■ **PROVIDED INFORMATION**
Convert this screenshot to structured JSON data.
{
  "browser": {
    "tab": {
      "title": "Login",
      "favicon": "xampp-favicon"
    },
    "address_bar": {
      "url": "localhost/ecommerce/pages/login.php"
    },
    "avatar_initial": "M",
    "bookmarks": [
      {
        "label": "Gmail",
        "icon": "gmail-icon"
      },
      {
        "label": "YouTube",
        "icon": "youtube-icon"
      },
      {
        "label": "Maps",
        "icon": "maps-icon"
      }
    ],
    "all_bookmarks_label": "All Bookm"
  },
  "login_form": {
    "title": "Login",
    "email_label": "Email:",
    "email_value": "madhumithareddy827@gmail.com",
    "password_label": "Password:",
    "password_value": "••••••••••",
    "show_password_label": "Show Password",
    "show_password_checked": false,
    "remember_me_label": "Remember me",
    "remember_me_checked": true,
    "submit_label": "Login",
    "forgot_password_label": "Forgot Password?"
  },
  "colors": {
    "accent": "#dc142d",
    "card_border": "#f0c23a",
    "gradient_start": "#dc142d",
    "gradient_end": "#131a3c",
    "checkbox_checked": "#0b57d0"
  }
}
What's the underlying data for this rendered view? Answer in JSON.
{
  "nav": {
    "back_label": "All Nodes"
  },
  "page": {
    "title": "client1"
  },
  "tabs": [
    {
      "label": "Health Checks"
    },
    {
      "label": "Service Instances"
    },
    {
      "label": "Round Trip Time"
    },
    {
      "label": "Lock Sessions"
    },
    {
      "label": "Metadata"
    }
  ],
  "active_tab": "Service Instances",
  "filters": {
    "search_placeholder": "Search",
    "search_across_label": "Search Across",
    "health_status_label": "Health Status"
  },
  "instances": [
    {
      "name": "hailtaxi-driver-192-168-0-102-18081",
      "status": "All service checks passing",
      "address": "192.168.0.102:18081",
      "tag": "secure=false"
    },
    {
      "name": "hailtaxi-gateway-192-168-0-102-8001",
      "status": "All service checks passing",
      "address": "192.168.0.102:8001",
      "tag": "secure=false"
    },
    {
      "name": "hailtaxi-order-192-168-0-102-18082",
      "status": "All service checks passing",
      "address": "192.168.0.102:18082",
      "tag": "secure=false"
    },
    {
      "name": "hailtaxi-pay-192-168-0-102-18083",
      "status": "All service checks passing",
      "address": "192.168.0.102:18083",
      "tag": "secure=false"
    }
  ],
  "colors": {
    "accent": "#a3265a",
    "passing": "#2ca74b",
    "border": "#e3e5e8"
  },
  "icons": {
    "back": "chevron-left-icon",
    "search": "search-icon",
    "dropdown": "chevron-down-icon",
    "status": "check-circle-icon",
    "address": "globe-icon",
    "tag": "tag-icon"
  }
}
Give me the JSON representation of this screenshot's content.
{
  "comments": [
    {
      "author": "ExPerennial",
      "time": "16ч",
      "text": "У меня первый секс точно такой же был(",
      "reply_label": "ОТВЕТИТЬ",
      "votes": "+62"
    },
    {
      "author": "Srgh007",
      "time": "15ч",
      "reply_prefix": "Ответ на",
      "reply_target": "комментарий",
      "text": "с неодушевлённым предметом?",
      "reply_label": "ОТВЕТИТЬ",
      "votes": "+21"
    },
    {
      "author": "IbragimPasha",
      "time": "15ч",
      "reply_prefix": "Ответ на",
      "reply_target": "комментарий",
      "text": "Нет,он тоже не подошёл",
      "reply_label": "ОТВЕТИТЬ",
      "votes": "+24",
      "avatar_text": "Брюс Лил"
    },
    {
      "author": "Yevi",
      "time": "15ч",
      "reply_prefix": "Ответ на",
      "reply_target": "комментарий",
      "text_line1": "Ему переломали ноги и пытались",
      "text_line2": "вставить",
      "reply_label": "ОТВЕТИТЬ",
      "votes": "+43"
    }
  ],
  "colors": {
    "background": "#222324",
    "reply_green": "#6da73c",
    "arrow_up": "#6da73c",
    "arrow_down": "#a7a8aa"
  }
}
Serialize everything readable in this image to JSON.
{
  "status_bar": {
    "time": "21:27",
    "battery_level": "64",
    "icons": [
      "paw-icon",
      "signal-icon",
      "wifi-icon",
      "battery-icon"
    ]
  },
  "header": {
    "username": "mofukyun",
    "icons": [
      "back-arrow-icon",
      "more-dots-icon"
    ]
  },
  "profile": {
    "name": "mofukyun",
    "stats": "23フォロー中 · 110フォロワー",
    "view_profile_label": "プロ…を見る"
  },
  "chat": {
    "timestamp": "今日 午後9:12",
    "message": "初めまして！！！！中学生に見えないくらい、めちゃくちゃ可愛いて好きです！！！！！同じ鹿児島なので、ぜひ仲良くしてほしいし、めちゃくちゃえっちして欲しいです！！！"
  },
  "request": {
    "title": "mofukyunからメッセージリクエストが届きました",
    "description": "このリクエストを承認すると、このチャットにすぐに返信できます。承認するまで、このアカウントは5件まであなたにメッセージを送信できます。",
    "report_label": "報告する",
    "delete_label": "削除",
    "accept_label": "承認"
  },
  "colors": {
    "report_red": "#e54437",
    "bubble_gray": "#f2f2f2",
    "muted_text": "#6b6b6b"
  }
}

■ **EXERCISE PROMPT**
Report each line in the data that holds the word "this".

■ **TASK RESULT**
Convert this screenshot to structured JSON data.
What's the underlying data for this rendered view? Answer in JSON.
Give me the JSON representation of this screenshot's content.
Serialize everything readable in this image to JSON.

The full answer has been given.